▶ _TASK OBJECTIVE_:
Restate the records below word for word, and omit the images they hold.

▶ _GIVEN ENTRIES_:

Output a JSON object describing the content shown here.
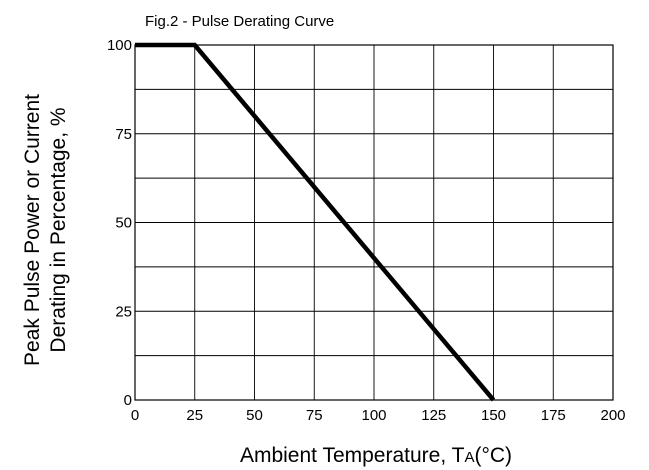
{
  "chart_data": {
    "type": "line",
    "title": "Fig.2 -  Pulse Derating Curve",
    "xlabel": "Ambient Temperature, T",
    "xlabel_sub": "A",
    "xlabel_unit": "(°C)",
    "ylabel_lines": [
      "Peak Pulse Power or Current",
      "Derating in Percentage, %"
    ],
    "xlim": [
      0,
      200
    ],
    "ylim": [
      0,
      100
    ],
    "x_ticks": [
      0,
      25,
      50,
      75,
      100,
      125,
      150,
      175,
      200
    ],
    "y_ticks": [
      0,
      25,
      50,
      75,
      100
    ],
    "x_tick_labels": [
      "0",
      "25",
      "50",
      "75",
      "100",
      "125",
      "150",
      "175",
      "200"
    ],
    "y_tick_labels": [
      "0",
      "25",
      "50",
      "75",
      "100"
    ],
    "grid": true,
    "series": [
      {
        "x": [
          0,
          25,
          150
        ],
        "y": [
          100,
          100,
          0
        ],
        "color": "#000000"
      }
    ]
  }
}
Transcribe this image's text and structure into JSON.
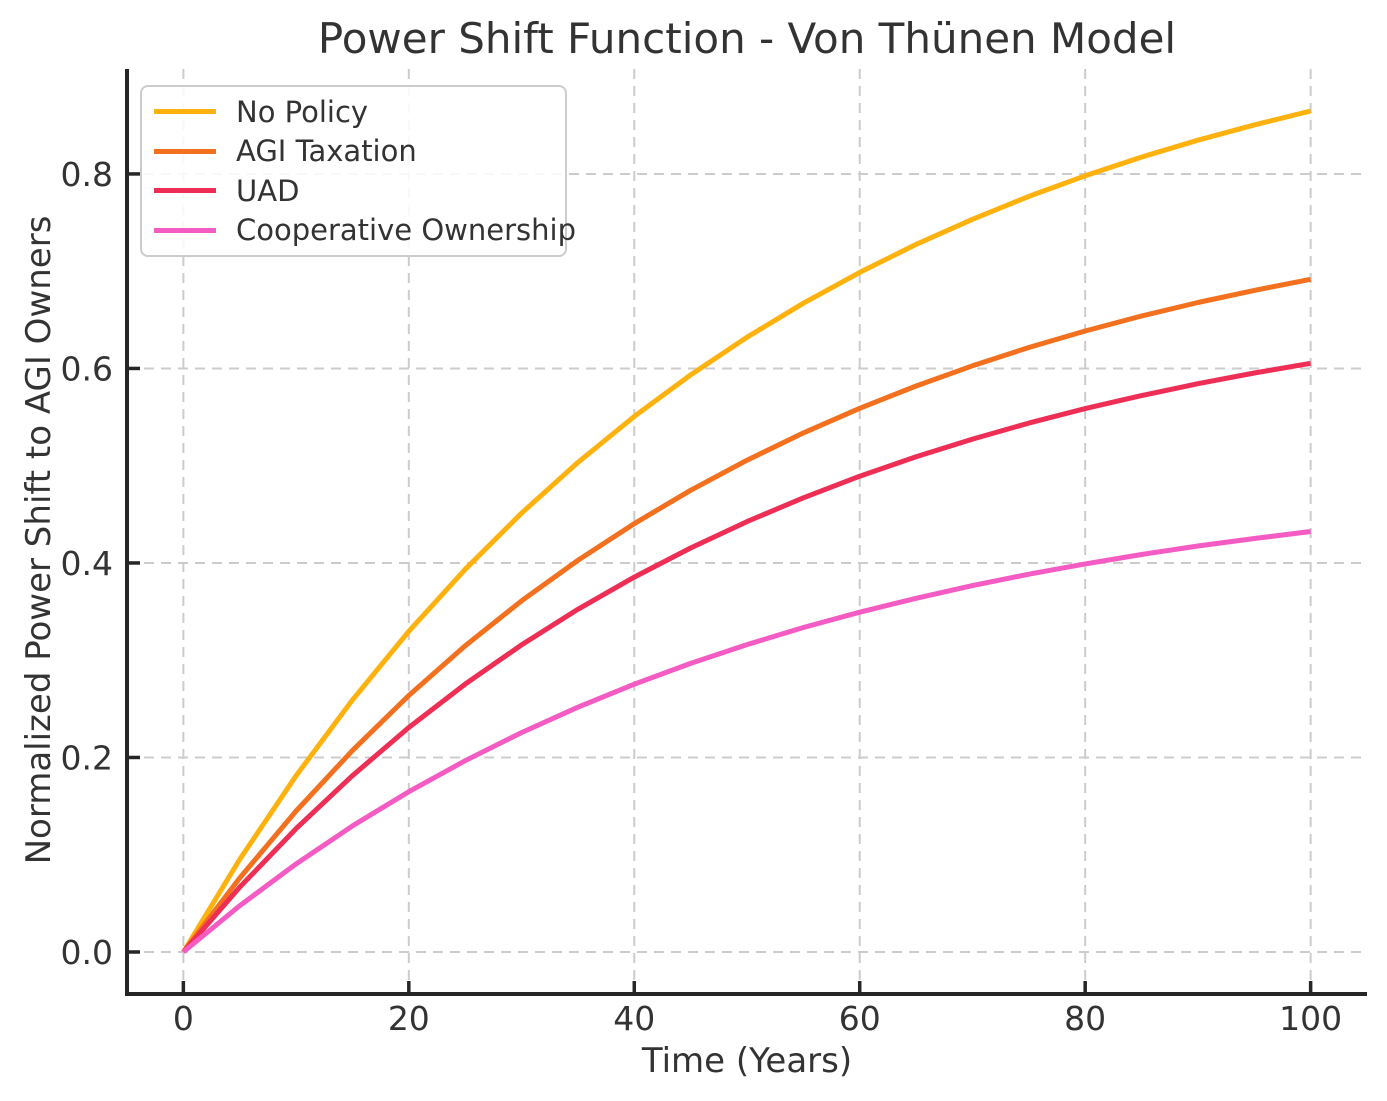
{
  "chart_data": {
    "type": "line",
    "title": "Power Shift Function - Von Thünen Model",
    "xlabel": "Time (Years)",
    "ylabel": "Normalized Power Shift to AGI Owners",
    "xlim": [
      -5,
      105
    ],
    "ylim": [
      -0.0432,
      0.9079
    ],
    "x_ticks": [
      0,
      20,
      40,
      60,
      80,
      100
    ],
    "x_ticklabels": [
      "0",
      "20",
      "40",
      "60",
      "80",
      "100"
    ],
    "y_ticks": [
      0.0,
      0.2,
      0.4,
      0.6,
      0.8
    ],
    "y_ticklabels": [
      "0.0",
      "0.2",
      "0.4",
      "0.6",
      "0.8"
    ],
    "grid": "dashed",
    "legend_position": "upper left",
    "x": [
      0,
      5,
      10,
      15,
      20,
      25,
      30,
      35,
      40,
      45,
      50,
      55,
      60,
      65,
      70,
      75,
      80,
      85,
      90,
      95,
      100
    ],
    "series": [
      {
        "name": "No Policy",
        "color": "#FFB10E",
        "values": [
          0,
          0.0952,
          0.1813,
          0.2592,
          0.3297,
          0.3935,
          0.4512,
          0.5034,
          0.5507,
          0.5934,
          0.6321,
          0.6671,
          0.6988,
          0.7275,
          0.7534,
          0.7769,
          0.7981,
          0.8173,
          0.8347,
          0.8504,
          0.8647
        ]
      },
      {
        "name": "AGI Taxation",
        "color": "#F3701E",
        "values": [
          0,
          0.0761,
          0.145,
          0.2073,
          0.2637,
          0.3148,
          0.361,
          0.4027,
          0.4405,
          0.4747,
          0.5057,
          0.5337,
          0.559,
          0.582,
          0.6027,
          0.6215,
          0.6385,
          0.6539,
          0.6678,
          0.6803,
          0.6917
        ]
      },
      {
        "name": "UAD",
        "color": "#EE2E55",
        "values": [
          0,
          0.0666,
          0.1269,
          0.1814,
          0.2308,
          0.2754,
          0.3158,
          0.3524,
          0.3855,
          0.4154,
          0.4425,
          0.467,
          0.4892,
          0.5092,
          0.5274,
          0.5438,
          0.5587,
          0.5721,
          0.5843,
          0.5953,
          0.6053
        ]
      },
      {
        "name": "Cooperative Ownership",
        "color": "#F45CC4",
        "values": [
          0,
          0.0476,
          0.0906,
          0.1296,
          0.1648,
          0.1967,
          0.2256,
          0.2517,
          0.2753,
          0.2967,
          0.3161,
          0.3336,
          0.3494,
          0.3637,
          0.3767,
          0.3884,
          0.399,
          0.4087,
          0.4174,
          0.4252,
          0.4323
        ]
      }
    ]
  },
  "colors": {
    "text": "#333333",
    "spine": "#262626",
    "grid": "#cccccc",
    "legend_border": "#cccccc",
    "background": "#ffffff"
  }
}
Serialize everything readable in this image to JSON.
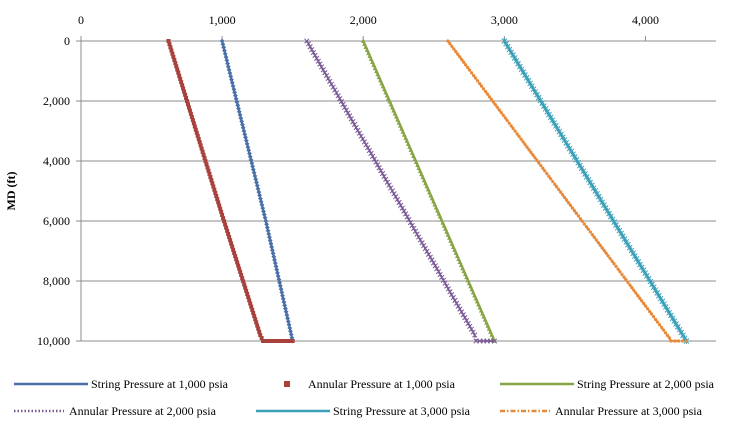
{
  "chart_data": {
    "type": "line",
    "title": "",
    "xlabel": "",
    "ylabel": "MD (ft)",
    "x_axis_position": "top",
    "y_axis_inverted": true,
    "xlim": [
      0,
      4500
    ],
    "ylim": [
      0,
      10000
    ],
    "x_ticks": [
      0,
      1000,
      2000,
      3000,
      4000
    ],
    "x_tick_labels": [
      "0",
      "1,000",
      "2,000",
      "3,000",
      "4,000"
    ],
    "y_ticks": [
      0,
      2000,
      4000,
      6000,
      8000,
      10000
    ],
    "y_tick_labels": [
      "0",
      "2,000",
      "4,000",
      "6,000",
      "8,000",
      "10,000"
    ],
    "grid": "horizontal",
    "legend_position": "bottom",
    "series": [
      {
        "name": "String Pressure at 1,000 psia",
        "color": "#4a70a8",
        "marker": "diamond",
        "style": "solid",
        "points": [
          [
            1000,
            0
          ],
          [
            1310,
            6000
          ],
          [
            1500,
            10000
          ],
          [
            1500,
            10000
          ]
        ]
      },
      {
        "name": "Annular Pressure at 1,000 psia",
        "color": "#a8403c",
        "marker": "square",
        "style": "solid",
        "points": [
          [
            620,
            0
          ],
          [
            1000,
            5800
          ],
          [
            1270,
            9800
          ],
          [
            1290,
            10000
          ],
          [
            1500,
            10000
          ]
        ]
      },
      {
        "name": "String Pressure at 2,000 psia",
        "color": "#86a544",
        "marker": "triangle",
        "style": "solid",
        "points": [
          [
            2000,
            0
          ],
          [
            2930,
            10000
          ]
        ]
      },
      {
        "name": "Annular Pressure at 2,000 psia",
        "color": "#7a5896",
        "marker": "x",
        "style": "dotted",
        "points": [
          [
            1600,
            0
          ],
          [
            2790,
            9800
          ],
          [
            2800,
            10000
          ],
          [
            2930,
            10000
          ]
        ]
      },
      {
        "name": "String Pressure at 3,000 psia",
        "color": "#3aa0b8",
        "marker": "star",
        "style": "solid",
        "points": [
          [
            3000,
            0
          ],
          [
            4290,
            10000
          ]
        ]
      },
      {
        "name": "Annular Pressure at 3,000 psia",
        "color": "#e88a3a",
        "marker": "circle",
        "style": "dash-dot",
        "points": [
          [
            2600,
            0
          ],
          [
            4170,
            9900
          ],
          [
            4180,
            10000
          ],
          [
            4290,
            10000
          ]
        ]
      }
    ]
  }
}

▶ _OUTPUT OF THE TASK_:
Output a JSON object describing the content shown here.
{
  "chart_data": {
    "type": "line",
    "title": "Fig.2 -  Pulse Derating Curve",
    "xlabel": "Ambient Temperature, T",
    "xlabel_sub": "A",
    "xlabel_unit": "(°C)",
    "ylabel_lines": [
      "Peak Pulse Power or Current",
      "Derating in Percentage, %"
    ],
    "xlim": [
      0,
      200
    ],
    "ylim": [
      0,
      100
    ],
    "x_ticks": [
      0,
      25,
      50,
      75,
      100,
      125,
      150,
      175,
      200
    ],
    "y_ticks": [
      0,
      25,
      50,
      75,
      100
    ],
    "x_tick_labels": [
      "0",
      "25",
      "50",
      "75",
      "100",
      "125",
      "150",
      "175",
      "200"
    ],
    "y_tick_labels": [
      "0",
      "25",
      "50",
      "75",
      "100"
    ],
    "grid": true,
    "series": [
      {
        "x": [
          0,
          25,
          150
        ],
        "y": [
          100,
          100,
          0
        ],
        "color": "#000000"
      }
    ]
  }
}
Transcribe this image's text and structure into JSON.
{
  "chart_data": {
    "type": "line",
    "title": "Power Shift Function - Von Thünen Model",
    "xlabel": "Time (Years)",
    "ylabel": "Normalized Power Shift to AGI Owners",
    "xlim": [
      -5,
      105
    ],
    "ylim": [
      -0.0432,
      0.9079
    ],
    "x_ticks": [
      0,
      20,
      40,
      60,
      80,
      100
    ],
    "x_ticklabels": [
      "0",
      "20",
      "40",
      "60",
      "80",
      "100"
    ],
    "y_ticks": [
      0.0,
      0.2,
      0.4,
      0.6,
      0.8
    ],
    "y_ticklabels": [
      "0.0",
      "0.2",
      "0.4",
      "0.6",
      "0.8"
    ],
    "grid": "dashed",
    "legend_position": "upper left",
    "x": [
      0,
      5,
      10,
      15,
      20,
      25,
      30,
      35,
      40,
      45,
      50,
      55,
      60,
      65,
      70,
      75,
      80,
      85,
      90,
      95,
      100
    ],
    "series": [
      {
        "name": "No Policy",
        "color": "#FFB10E",
        "values": [
          0,
          0.0952,
          0.1813,
          0.2592,
          0.3297,
          0.3935,
          0.4512,
          0.5034,
          0.5507,
          0.5934,
          0.6321,
          0.6671,
          0.6988,
          0.7275,
          0.7534,
          0.7769,
          0.7981,
          0.8173,
          0.8347,
          0.8504,
          0.8647
        ]
      },
      {
        "name": "AGI Taxation",
        "color": "#F3701E",
        "values": [
          0,
          0.0761,
          0.145,
          0.2073,
          0.2637,
          0.3148,
          0.361,
          0.4027,
          0.4405,
          0.4747,
          0.5057,
          0.5337,
          0.559,
          0.582,
          0.6027,
          0.6215,
          0.6385,
          0.6539,
          0.6678,
          0.6803,
          0.6917
        ]
      },
      {
        "name": "UAD",
        "color": "#EE2E55",
        "values": [
          0,
          0.0666,
          0.1269,
          0.1814,
          0.2308,
          0.2754,
          0.3158,
          0.3524,
          0.3855,
          0.4154,
          0.4425,
          0.467,
          0.4892,
          0.5092,
          0.5274,
          0.5438,
          0.5587,
          0.5721,
          0.5843,
          0.5953,
          0.6053
        ]
      },
      {
        "name": "Cooperative Ownership",
        "color": "#F45CC4",
        "values": [
          0,
          0.0476,
          0.0906,
          0.1296,
          0.1648,
          0.1967,
          0.2256,
          0.2517,
          0.2753,
          0.2967,
          0.3161,
          0.3336,
          0.3494,
          0.3637,
          0.3767,
          0.3884,
          0.399,
          0.4087,
          0.4174,
          0.4252,
          0.4323
        ]
      }
    ]
  },
  "colors": {
    "text": "#333333",
    "spine": "#262626",
    "grid": "#cccccc",
    "legend_border": "#cccccc",
    "background": "#ffffff"
  }
}
Serialize everything readable in this image to JSON.
{
  "chart_data": {
    "type": "line",
    "title": "",
    "xlabel": "",
    "ylabel": "MD (ft)",
    "x_axis_position": "top",
    "y_axis_inverted": true,
    "xlim": [
      0,
      4500
    ],
    "ylim": [
      0,
      10000
    ],
    "x_ticks": [
      0,
      1000,
      2000,
      3000,
      4000
    ],
    "x_tick_labels": [
      "0",
      "1,000",
      "2,000",
      "3,000",
      "4,000"
    ],
    "y_ticks": [
      0,
      2000,
      4000,
      6000,
      8000,
      10000
    ],
    "y_tick_labels": [
      "0",
      "2,000",
      "4,000",
      "6,000",
      "8,000",
      "10,000"
    ],
    "grid": "horizontal",
    "legend_position": "bottom",
    "series": [
      {
        "name": "String Pressure at 1,000 psia",
        "color": "#4a70a8",
        "marker": "diamond",
        "style": "solid",
        "points": [
          [
            1000,
            0
          ],
          [
            1310,
            6000
          ],
          [
            1500,
            10000
          ],
          [
            1500,
            10000
          ]
        ]
      },
      {
        "name": "Annular Pressure at 1,000 psia",
        "color": "#a8403c",
        "marker": "square",
        "style": "solid",
        "points": [
          [
            620,
            0
          ],
          [
            1000,
            5800
          ],
          [
            1270,
            9800
          ],
          [
            1290,
            10000
          ],
          [
            1500,
            10000
          ]
        ]
      },
      {
        "name": "String Pressure at 2,000 psia",
        "color": "#86a544",
        "marker": "triangle",
        "style": "solid",
        "points": [
          [
            2000,
            0
          ],
          [
            2930,
            10000
          ]
        ]
      },
      {
        "name": "Annular Pressure at 2,000 psia",
        "color": "#7a5896",
        "marker": "x",
        "style": "dotted",
        "points": [
          [
            1600,
            0
          ],
          [
            2790,
            9800
          ],
          [
            2800,
            10000
          ],
          [
            2930,
            10000
          ]
        ]
      },
      {
        "name": "String Pressure at 3,000 psia",
        "color": "#3aa0b8",
        "marker": "star",
        "style": "solid",
        "points": [
          [
            3000,
            0
          ],
          [
            4290,
            10000
          ]
        ]
      },
      {
        "name": "Annular Pressure at 3,000 psia",
        "color": "#e88a3a",
        "marker": "circle",
        "style": "dash-dot",
        "points": [
          [
            2600,
            0
          ],
          [
            4170,
            9900
          ],
          [
            4180,
            10000
          ],
          [
            4290,
            10000
          ]
        ]
      }
    ]
  }
}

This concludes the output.